- TASK INSTRUCTIONS
Reproduce every line of the items below character for character, with nothing added or changed.

——

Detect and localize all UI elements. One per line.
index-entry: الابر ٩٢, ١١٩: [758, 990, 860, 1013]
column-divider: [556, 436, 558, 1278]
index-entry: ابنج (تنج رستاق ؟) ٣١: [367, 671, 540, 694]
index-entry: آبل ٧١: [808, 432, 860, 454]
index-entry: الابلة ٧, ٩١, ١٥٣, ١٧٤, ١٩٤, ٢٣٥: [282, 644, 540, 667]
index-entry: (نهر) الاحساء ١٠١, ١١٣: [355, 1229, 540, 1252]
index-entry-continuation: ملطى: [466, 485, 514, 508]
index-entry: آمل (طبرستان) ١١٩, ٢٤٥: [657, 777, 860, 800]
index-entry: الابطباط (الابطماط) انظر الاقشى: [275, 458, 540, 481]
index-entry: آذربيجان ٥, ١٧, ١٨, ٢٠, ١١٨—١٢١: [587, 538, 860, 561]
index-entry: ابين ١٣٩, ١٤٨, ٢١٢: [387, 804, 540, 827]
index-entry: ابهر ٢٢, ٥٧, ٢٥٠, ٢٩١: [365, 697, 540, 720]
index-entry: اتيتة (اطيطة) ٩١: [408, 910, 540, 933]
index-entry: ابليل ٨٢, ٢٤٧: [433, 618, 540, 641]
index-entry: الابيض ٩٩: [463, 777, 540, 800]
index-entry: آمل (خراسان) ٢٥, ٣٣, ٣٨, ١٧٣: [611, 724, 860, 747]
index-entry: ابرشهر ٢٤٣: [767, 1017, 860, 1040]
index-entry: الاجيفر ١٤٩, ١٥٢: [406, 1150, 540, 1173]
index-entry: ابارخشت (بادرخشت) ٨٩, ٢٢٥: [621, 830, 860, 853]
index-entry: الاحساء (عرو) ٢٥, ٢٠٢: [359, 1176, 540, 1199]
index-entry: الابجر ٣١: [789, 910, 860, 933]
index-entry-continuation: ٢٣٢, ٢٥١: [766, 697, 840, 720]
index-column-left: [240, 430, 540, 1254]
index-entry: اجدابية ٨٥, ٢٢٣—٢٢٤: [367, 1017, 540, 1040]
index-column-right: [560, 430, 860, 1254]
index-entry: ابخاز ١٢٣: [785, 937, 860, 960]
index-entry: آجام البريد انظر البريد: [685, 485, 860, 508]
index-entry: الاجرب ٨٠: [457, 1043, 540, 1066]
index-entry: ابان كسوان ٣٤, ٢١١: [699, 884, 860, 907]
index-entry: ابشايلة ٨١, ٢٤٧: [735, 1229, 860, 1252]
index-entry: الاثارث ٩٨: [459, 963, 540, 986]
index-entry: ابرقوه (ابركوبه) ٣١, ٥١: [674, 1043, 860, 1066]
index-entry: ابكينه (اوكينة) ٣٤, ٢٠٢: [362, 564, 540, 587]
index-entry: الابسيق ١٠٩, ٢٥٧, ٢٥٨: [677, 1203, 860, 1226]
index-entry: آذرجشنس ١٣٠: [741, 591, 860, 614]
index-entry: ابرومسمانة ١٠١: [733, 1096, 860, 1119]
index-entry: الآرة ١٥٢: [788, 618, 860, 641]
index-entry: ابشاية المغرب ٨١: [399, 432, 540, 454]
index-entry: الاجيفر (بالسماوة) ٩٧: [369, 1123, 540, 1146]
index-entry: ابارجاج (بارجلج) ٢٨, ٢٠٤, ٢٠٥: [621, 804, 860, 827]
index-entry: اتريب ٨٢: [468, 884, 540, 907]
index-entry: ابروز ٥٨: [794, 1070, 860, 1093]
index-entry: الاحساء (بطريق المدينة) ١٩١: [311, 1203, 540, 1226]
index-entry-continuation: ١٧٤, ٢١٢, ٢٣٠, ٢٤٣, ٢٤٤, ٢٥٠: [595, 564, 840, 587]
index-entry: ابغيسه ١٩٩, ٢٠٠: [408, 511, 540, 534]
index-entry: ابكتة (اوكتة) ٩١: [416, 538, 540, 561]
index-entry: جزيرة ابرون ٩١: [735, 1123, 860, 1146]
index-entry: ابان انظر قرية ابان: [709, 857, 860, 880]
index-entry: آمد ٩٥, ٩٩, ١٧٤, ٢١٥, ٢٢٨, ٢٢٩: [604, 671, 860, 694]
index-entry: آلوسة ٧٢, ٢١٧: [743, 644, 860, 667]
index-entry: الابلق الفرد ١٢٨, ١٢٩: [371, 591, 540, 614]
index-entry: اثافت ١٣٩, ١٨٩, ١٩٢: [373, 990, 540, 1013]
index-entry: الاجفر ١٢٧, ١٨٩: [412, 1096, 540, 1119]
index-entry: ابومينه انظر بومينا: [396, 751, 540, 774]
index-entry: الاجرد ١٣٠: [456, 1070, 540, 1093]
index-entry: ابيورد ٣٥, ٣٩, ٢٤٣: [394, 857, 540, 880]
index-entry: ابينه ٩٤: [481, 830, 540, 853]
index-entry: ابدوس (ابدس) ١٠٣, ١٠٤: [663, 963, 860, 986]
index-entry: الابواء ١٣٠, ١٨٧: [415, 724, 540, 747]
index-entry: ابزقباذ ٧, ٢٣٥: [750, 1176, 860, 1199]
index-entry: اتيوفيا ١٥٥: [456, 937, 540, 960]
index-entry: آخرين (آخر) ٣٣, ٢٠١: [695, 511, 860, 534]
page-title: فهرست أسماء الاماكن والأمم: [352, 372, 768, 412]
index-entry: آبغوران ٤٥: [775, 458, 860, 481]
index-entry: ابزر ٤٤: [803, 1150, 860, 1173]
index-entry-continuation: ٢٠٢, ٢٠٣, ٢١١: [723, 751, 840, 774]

——

- SOLUTION
Detect and localize all UI elements. One per line.
index-entry: الابر ٩٢, ١١٩: [758, 990, 860, 1013]
column-divider: [556, 436, 558, 1278]
index-entry: ابنج (تنج رستاق ؟) ٣١: [367, 671, 540, 694]
index-entry: آبل ٧١: [808, 432, 860, 454]
index-entry: الابلة ٧, ٩١, ١٥٣, ١٧٤, ١٩٤, ٢٣٥: [282, 644, 540, 667]
index-entry: (نهر) الاحساء ١٠١, ١١٣: [355, 1229, 540, 1252]
index-entry-continuation: ملطى: [466, 485, 514, 508]
index-entry: آمل (طبرستان) ١١٩, ٢٤٥: [657, 777, 860, 800]
index-entry: الابطباط (الابطماط) انظر الاقشى: [275, 458, 540, 481]
index-entry: آذربيجان ٥, ١٧, ١٨, ٢٠, ١١٨—١٢١: [587, 538, 860, 561]
index-entry: ابين ١٣٩, ١٤٨, ٢١٢: [387, 804, 540, 827]
index-entry: ابهر ٢٢, ٥٧, ٢٥٠, ٢٩١: [365, 697, 540, 720]
index-entry: اتيتة (اطيطة) ٩١: [408, 910, 540, 933]
index-entry: ابليل ٨٢, ٢٤٧: [433, 618, 540, 641]
index-entry: الابيض ٩٩: [463, 777, 540, 800]
index-entry: آمل (خراسان) ٢٥, ٣٣, ٣٨, ١٧٣: [611, 724, 860, 747]
index-entry: ابرشهر ٢٤٣: [767, 1017, 860, 1040]
index-entry: الاجيفر ١٤٩, ١٥٢: [406, 1150, 540, 1173]
index-entry: ابارخشت (بادرخشت) ٨٩, ٢٢٥: [621, 830, 860, 853]
index-entry: الاحساء (عرو) ٢٥, ٢٠٢: [359, 1176, 540, 1199]
index-entry: الابجر ٣١: [789, 910, 860, 933]
index-entry-continuation: ٢٣٢, ٢٥١: [766, 697, 840, 720]
index-column-left: [240, 430, 540, 1254]
index-entry: اجدابية ٨٥, ٢٢٣—٢٢٤: [367, 1017, 540, 1040]
index-column-right: [560, 430, 860, 1254]
index-entry: ابخاز ١٢٣: [785, 937, 860, 960]
index-entry: آجام البريد انظر البريد: [685, 485, 860, 508]
index-entry: الاجرب ٨٠: [457, 1043, 540, 1066]
index-entry: ابان كسوان ٣٤, ٢١١: [699, 884, 860, 907]
index-entry: ابشايلة ٨١, ٢٤٧: [735, 1229, 860, 1252]
index-entry: الاثارث ٩٨: [459, 963, 540, 986]
index-entry: ابرقوه (ابركوبه) ٣١, ٥١: [674, 1043, 860, 1066]
index-entry: ابكينه (اوكينة) ٣٤, ٢٠٢: [362, 564, 540, 587]
index-entry: الابسيق ١٠٩, ٢٥٧, ٢٥٨: [677, 1203, 860, 1226]
index-entry: آذرجشنس ١٣٠: [741, 591, 860, 614]
index-entry: ابرومسمانة ١٠١: [733, 1096, 860, 1119]
index-entry: الآرة ١٥٢: [788, 618, 860, 641]
index-entry: ابشاية المغرب ٨١: [399, 432, 540, 454]
index-entry: الاجيفر (بالسماوة) ٩٧: [369, 1123, 540, 1146]
index-entry: ابارجاج (بارجلج) ٢٨, ٢٠٤, ٢٠٥: [621, 804, 860, 827]
index-entry: اتريب ٨٢: [468, 884, 540, 907]
index-entry: ابروز ٥٨: [794, 1070, 860, 1093]
index-entry: الاحساء (بطريق المدينة) ١٩١: [311, 1203, 540, 1226]
index-entry-continuation: ١٧٤, ٢١٢, ٢٣٠, ٢٤٣, ٢٤٤, ٢٥٠: [595, 564, 840, 587]
index-entry: ابغيسه ١٩٩, ٢٠٠: [408, 511, 540, 534]
index-entry: ابكتة (اوكتة) ٩١: [416, 538, 540, 561]
index-entry: جزيرة ابرون ٩١: [735, 1123, 860, 1146]
index-entry: ابان انظر قرية ابان: [709, 857, 860, 880]
index-entry: آمد ٩٥, ٩٩, ١٧٤, ٢١٥, ٢٢٨, ٢٢٩: [604, 671, 860, 694]
index-entry: آلوسة ٧٢, ٢١٧: [743, 644, 860, 667]
index-entry: الابلق الفرد ١٢٨, ١٢٩: [371, 591, 540, 614]
index-entry: اثافت ١٣٩, ١٨٩, ١٩٢: [373, 990, 540, 1013]
index-entry: الاجفر ١٢٧, ١٨٩: [412, 1096, 540, 1119]
index-entry: ابومينه انظر بومينا: [396, 751, 540, 774]
index-entry: الاجرد ١٣٠: [456, 1070, 540, 1093]
index-entry: ابيورد ٣٥, ٣٩, ٢٤٣: [394, 857, 540, 880]
index-entry: ابينه ٩٤: [481, 830, 540, 853]
index-entry: ابدوس (ابدس) ١٠٣, ١٠٤: [663, 963, 860, 986]
index-entry: الابواء ١٣٠, ١٨٧: [415, 724, 540, 747]
index-entry: ابزقباذ ٧, ٢٣٥: [750, 1176, 860, 1199]
index-entry: اتيوفيا ١٥٥: [456, 937, 540, 960]
index-entry: آخرين (آخر) ٣٣, ٢٠١: [695, 511, 860, 534]
page-title: فهرست أسماء الاماكن والأمم: [352, 372, 768, 412]
index-entry: آبغوران ٤٥: [775, 458, 860, 481]
index-entry: ابزر ٤٤: [803, 1150, 860, 1173]
index-entry-continuation: ٢٠٢, ٢٠٣, ٢١١: [723, 751, 840, 774]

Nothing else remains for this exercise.